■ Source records
----------

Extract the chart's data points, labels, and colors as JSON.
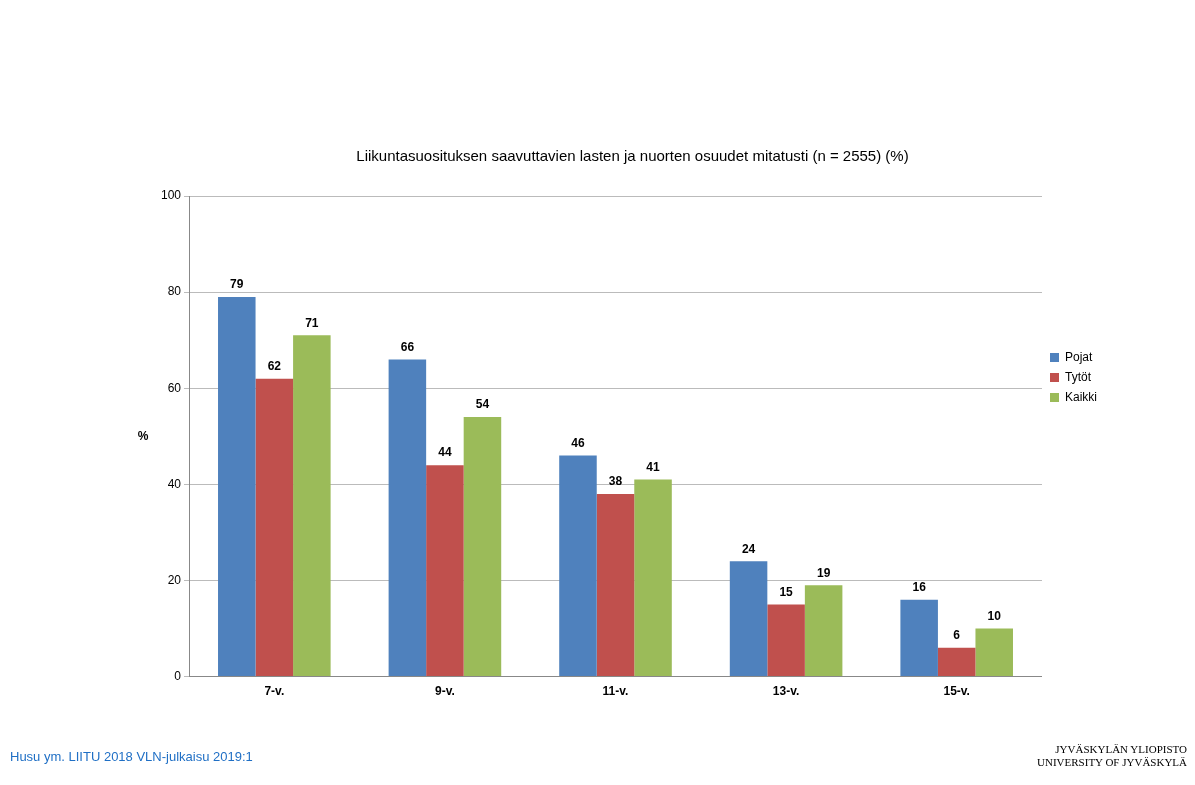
{
  "chart_data": {
    "type": "bar",
    "title": "Liikuntasuosituksen saavuttavien lasten ja nuorten osuudet mitatusti (n = 2555) (%)",
    "ylabel": "%",
    "categories": [
      "7-v.",
      "9-v.",
      "11-v.",
      "13-v.",
      "15-v."
    ],
    "series": [
      {
        "name": "Pojat",
        "color": "#4f81bd",
        "values": [
          79,
          66,
          46,
          24,
          16
        ]
      },
      {
        "name": "Tytöt",
        "color": "#c0504d",
        "values": [
          62,
          44,
          38,
          15,
          6
        ]
      },
      {
        "name": "Kaikki",
        "color": "#9bbb59",
        "values": [
          71,
          54,
          41,
          19,
          10
        ]
      }
    ],
    "ylim": [
      0,
      100
    ],
    "yticks": [
      0,
      20,
      40,
      60,
      80,
      100
    ],
    "grid": "y",
    "legend": "right",
    "data_labels": true,
    "annotations": [
      "Husu ym. LIITU 2018 VLN-julkaisu 2019:1",
      "JYVÄSKYLÄN YLIOPISTO",
      "UNIVERSITY OF JYVÄSKYLÄ"
    ]
  }
}
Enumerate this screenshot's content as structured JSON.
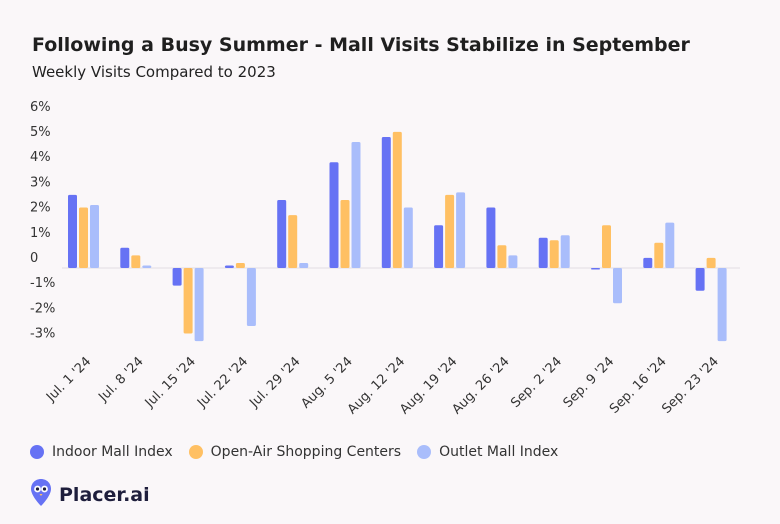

----------

■ Set task
Transcribe the complete set of entries verbatim. No pictures belong in the copy.

■ Result of the exercise
Extract the chart's data points, labels, and colors as JSON.
{
  "chart_data": {
    "type": "bar",
    "title": "Liikuntasuosituksen saavuttavien lasten ja nuorten osuudet mitatusti (n = 2555) (%)",
    "ylabel": "%",
    "categories": [
      "7-v.",
      "9-v.",
      "11-v.",
      "13-v.",
      "15-v."
    ],
    "series": [
      {
        "name": "Pojat",
        "color": "#4f81bd",
        "values": [
          79,
          66,
          46,
          24,
          16
        ]
      },
      {
        "name": "Tytöt",
        "color": "#c0504d",
        "values": [
          62,
          44,
          38,
          15,
          6
        ]
      },
      {
        "name": "Kaikki",
        "color": "#9bbb59",
        "values": [
          71,
          54,
          41,
          19,
          10
        ]
      }
    ],
    "ylim": [
      0,
      100
    ],
    "yticks": [
      0,
      20,
      40,
      60,
      80,
      100
    ],
    "grid": "y",
    "legend": "right",
    "data_labels": true,
    "annotations": [
      "Husu ym. LIITU 2018 VLN-julkaisu 2019:1",
      "JYVÄSKYLÄN YLIOPISTO",
      "UNIVERSITY OF JYVÄSKYLÄ"
    ]
  }
}
Enumerate this screenshot's content as structured JSON.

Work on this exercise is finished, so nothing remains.